-- WHAT IS ASKED --
Pick every line with "data" from the material below.

====

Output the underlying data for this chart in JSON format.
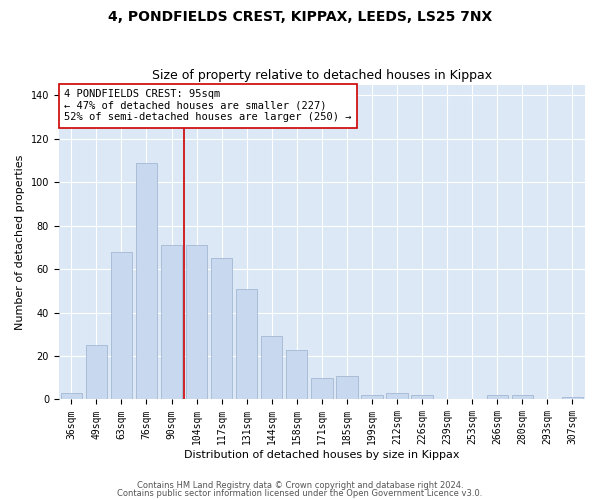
{
  "title1": "4, PONDFIELDS CREST, KIPPAX, LEEDS, LS25 7NX",
  "title2": "Size of property relative to detached houses in Kippax",
  "xlabel": "Distribution of detached houses by size in Kippax",
  "ylabel": "Number of detached properties",
  "categories": [
    "36sqm",
    "49sqm",
    "63sqm",
    "76sqm",
    "90sqm",
    "104sqm",
    "117sqm",
    "131sqm",
    "144sqm",
    "158sqm",
    "171sqm",
    "185sqm",
    "199sqm",
    "212sqm",
    "226sqm",
    "239sqm",
    "253sqm",
    "266sqm",
    "280sqm",
    "293sqm",
    "307sqm"
  ],
  "values": [
    3,
    25,
    68,
    109,
    71,
    71,
    65,
    51,
    29,
    23,
    10,
    11,
    2,
    3,
    2,
    0,
    0,
    2,
    2,
    0,
    1
  ],
  "bar_color": "#c8d8ee",
  "bar_edge_color": "#9ab0cc",
  "vline_color": "#cc0000",
  "annotation_line1": "4 PONDFIELDS CREST: 95sqm",
  "annotation_line2": "← 47% of detached houses are smaller (227)",
  "annotation_line3": "52% of semi-detached houses are larger (250) →",
  "annotation_box_facecolor": "#ffffff",
  "annotation_box_edgecolor": "#cc0000",
  "ylim": [
    0,
    145
  ],
  "yticks": [
    0,
    20,
    40,
    60,
    80,
    100,
    120,
    140
  ],
  "fig_background": "#ffffff",
  "ax_background": "#dce8f5",
  "grid_color": "#ffffff",
  "footer1": "Contains HM Land Registry data © Crown copyright and database right 2024.",
  "footer2": "Contains public sector information licensed under the Open Government Licence v3.0.",
  "title1_fontsize": 10,
  "title2_fontsize": 9,
  "xlabel_fontsize": 8,
  "ylabel_fontsize": 8,
  "tick_fontsize": 7,
  "annotation_fontsize": 7.5,
  "footer_fontsize": 6
}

====

-- ANSWER TO THE TASK --
Output the underlying data for this chart in JSON format.
  "footer1": "Contains HM Land Registry data © Crown copyright and database right 2024.",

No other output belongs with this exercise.